**Short problem:**
Quote the records that follow in full, leaving the pictures out.

[Records from a data source]
## Start

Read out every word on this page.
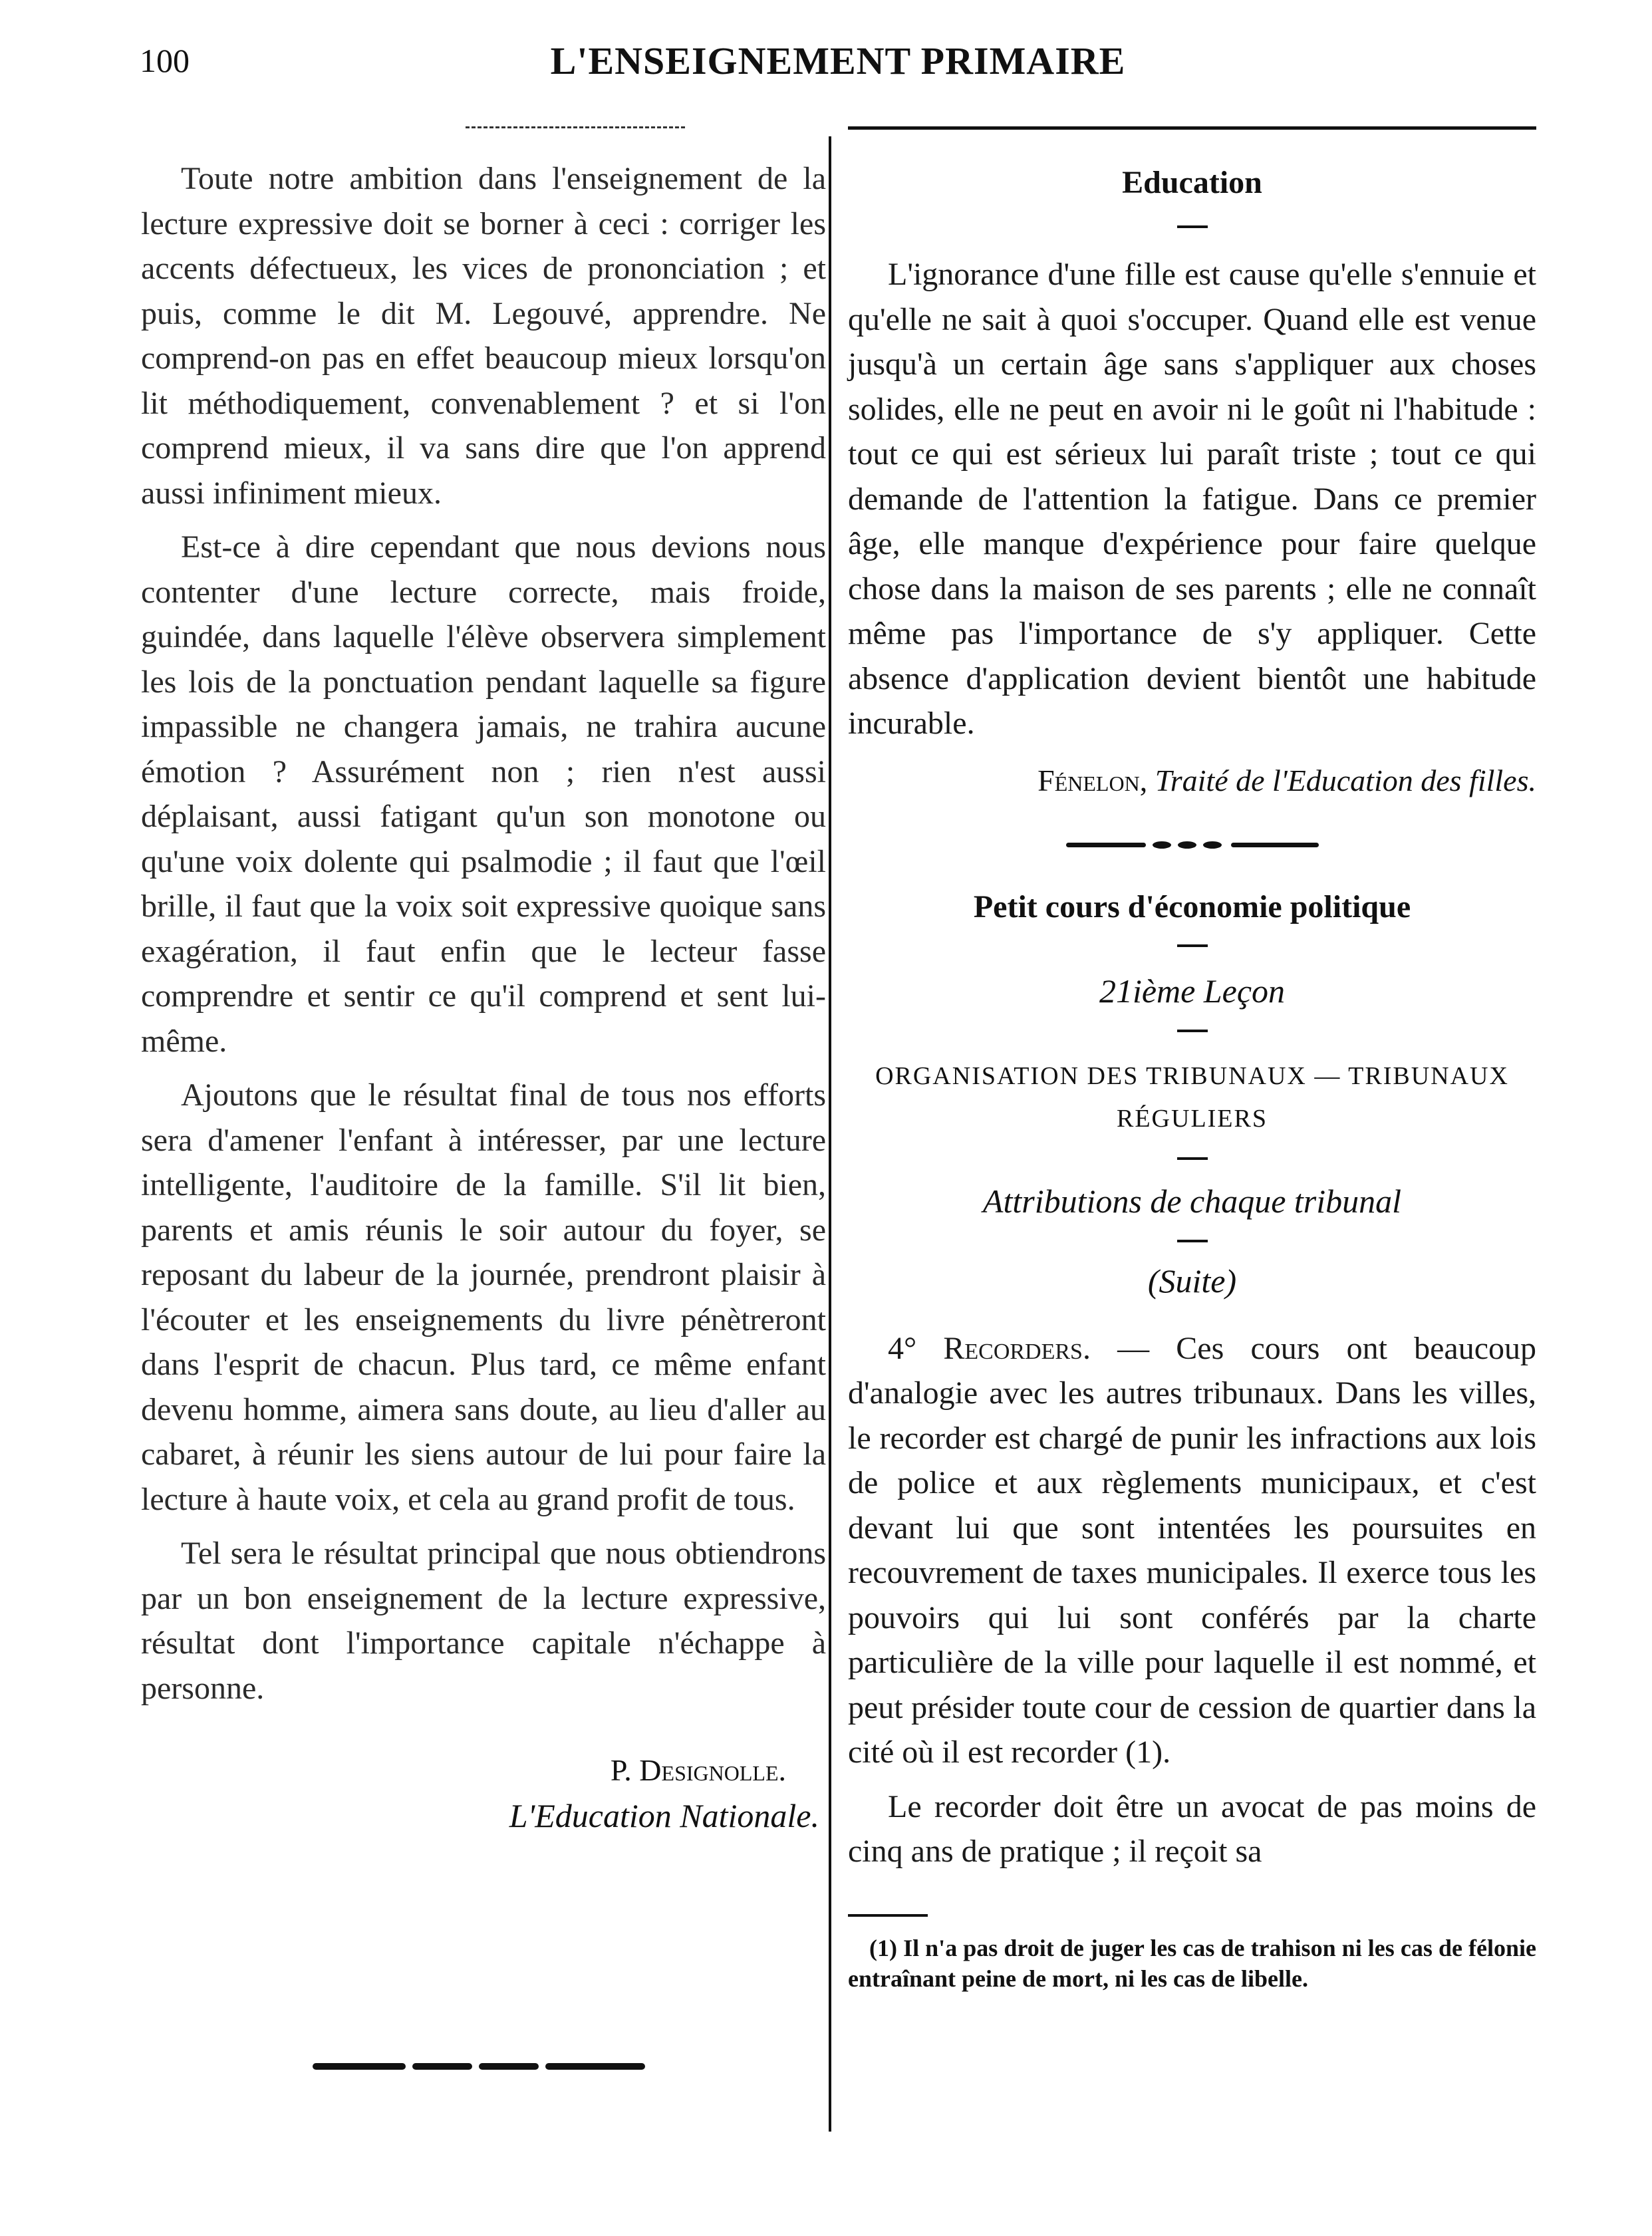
100	L'ENSEIGNEMENT PRIMAIRE

Toute notre ambition dans l'enseignement de la lecture expressive doit se borner à ceci : corriger les accents défectueux, les vices de prononciation ; et puis, comme le dit M. Legouvé, apprendre. Ne comprend-on pas en effet beaucoup mieux lorsqu'on lit méthodiquement, convenablement ? et si l'on comprend mieux, il va sans dire que l'on apprend aussi infiniment mieux.

Est-ce à dire cependant que nous devions nous contenter d'une lecture correcte, mais froide, guindée, dans laquelle l'élève observera simplement les lois de la ponctuation pendant laquelle sa figure impassible ne changera jamais, ne trahira aucune émotion ? Assurément non ; rien n'est aussi déplaisant, aussi fatigant qu'un son monotone ou qu'une voix dolente qui psalmodie ; il faut que l'œil brille, il faut que la voix soit expressive quoique sans exagération, il faut enfin que le lecteur fasse comprendre et sentir ce qu'il comprend et sent lui-même.

Ajoutons que le résultat final de tous nos efforts sera d'amener l'enfant à intéresser, par une lecture intelligente, l'auditoire de la famille. S'il lit bien, parents et amis réunis le soir autour du foyer, se reposant du labeur de la journée, prendront plaisir à l'écouter et les enseignements du livre pénètreront dans l'esprit de chacun. Plus tard, ce même enfant devenu homme, aimera sans doute, au lieu d'aller au cabaret, à réunir les siens autour de lui pour faire la lecture à haute voix, et cela au grand profit de tous.

Tel sera le résultat principal que nous obtiendrons par un bon enseignement de la lecture expressive, résultat dont l'importance capitale n'échappe à personne.

P. Designolle.

L'Education Nationale.

Education

L'ignorance d'une fille est cause qu'elle s'ennuie et qu'elle ne sait à quoi s'occuper. Quand elle est venue jusqu'à un certain âge sans s'appliquer aux choses solides, elle ne peut en avoir ni le goût ni l'habitude : tout ce qui est sérieux lui paraît triste ; tout ce qui demande de l'attention la fatigue. Dans ce premier âge, elle manque d'expérience pour faire quelque chose dans la maison de ses parents ; elle ne connaît même pas l'importance de s'y appliquer. Cette absence d'application devient bientôt une habitude incurable.

Fénelon, Traité de l'Education des filles.

Petit cours d'économie politique

21ième Leçon

ORGANISATION DES TRIBUNAUX — TRIBUNAUX RÉGULIERS

Attributions de chaque tribunal

(Suite)

4° Recorders. — Ces cours ont beaucoup d'analogie avec les autres tribunaux. Dans les villes, le recorder est chargé de punir les infractions aux lois de police et aux règlements municipaux, et c'est devant lui que sont intentées les poursuites en recouvrement de taxes municipales. Il exerce tous les pouvoirs qui lui sont conférés par la charte particulière de la ville pour laquelle il est nommé, et peut présider toute cour de cession de quartier dans la cité où il est recorder (1).

Le recorder doit être un avocat de pas moins de cinq ans de pratique ; il reçoit sa

(1) Il n'a pas droit de juger les cas de trahison ni les cas de félonie entraînant peine de mort, ni les cas de libelle.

## End

**Reply to the exercise:**
Read out every word on this page.
100	L'ENSEIGNEMENT PRIMAIRE

Toute notre ambition dans l'enseignement de la lecture expressive doit se borner à ceci : corriger les accents défectueux, les vices de prononciation ; et puis, comme le dit M. Legouvé, apprendre. Ne comprend-on pas en effet beaucoup mieux lorsqu'on lit méthodiquement, convenablement ? et si l'on comprend mieux, il va sans dire que l'on apprend aussi infiniment mieux.

Est-ce à dire cependant que nous devions nous contenter d'une lecture correcte, mais froide, guindée, dans laquelle l'élève observera simplement les lois de la ponctuation pendant laquelle sa figure impassible ne changera jamais, ne trahira aucune émotion ? Assurément non ; rien n'est aussi déplaisant, aussi fatigant qu'un son monotone ou qu'une voix dolente qui psalmodie ; il faut que l'œil brille, il faut que la voix soit expressive quoique sans exagération, il faut enfin que le lecteur fasse comprendre et sentir ce qu'il comprend et sent lui-même.

Ajoutons que le résultat final de tous nos efforts sera d'amener l'enfant à intéresser, par une lecture intelligente, l'auditoire de la famille. S'il lit bien, parents et amis réunis le soir autour du foyer, se reposant du labeur de la journée, prendront plaisir à l'écouter et les enseignements du livre pénètreront dans l'esprit de chacun. Plus tard, ce même enfant devenu homme, aimera sans doute, au lieu d'aller au cabaret, à réunir les siens autour de lui pour faire la lecture à haute voix, et cela au grand profit de tous.

Tel sera le résultat principal que nous obtiendrons par un bon enseignement de la lecture expressive, résultat dont l'importance capitale n'échappe à personne.

P. Designolle.

L'Education Nationale.

Education

L'ignorance d'une fille est cause qu'elle s'ennuie et qu'elle ne sait à quoi s'occuper. Quand elle est venue jusqu'à un certain âge sans s'appliquer aux choses solides, elle ne peut en avoir ni le goût ni l'habitude : tout ce qui est sérieux lui paraît triste ; tout ce qui demande de l'attention la fatigue. Dans ce premier âge, elle manque d'expérience pour faire quelque chose dans la maison de ses parents ; elle ne connaît même pas l'importance de s'y appliquer. Cette absence d'application devient bientôt une habitude incurable.

Fénelon, Traité de l'Education des filles.

Petit cours d'économie politique

21ième Leçon

ORGANISATION DES TRIBUNAUX — TRIBUNAUX RÉGULIERS

Attributions de chaque tribunal

(Suite)

4° Recorders. — Ces cours ont beaucoup d'analogie avec les autres tribunaux. Dans les villes, le recorder est chargé de punir les infractions aux lois de police et aux règlements municipaux, et c'est devant lui que sont intentées les poursuites en recouvrement de taxes municipales. Il exerce tous les pouvoirs qui lui sont conférés par la charte particulière de la ville pour laquelle il est nommé, et peut présider toute cour de cession de quartier dans la cité où il est recorder (1).

Le recorder doit être un avocat de pas moins de cinq ans de pratique ; il reçoit sa

(1) Il n'a pas droit de juger les cas de trahison ni les cas de félonie entraînant peine de mort, ni les cas de libelle.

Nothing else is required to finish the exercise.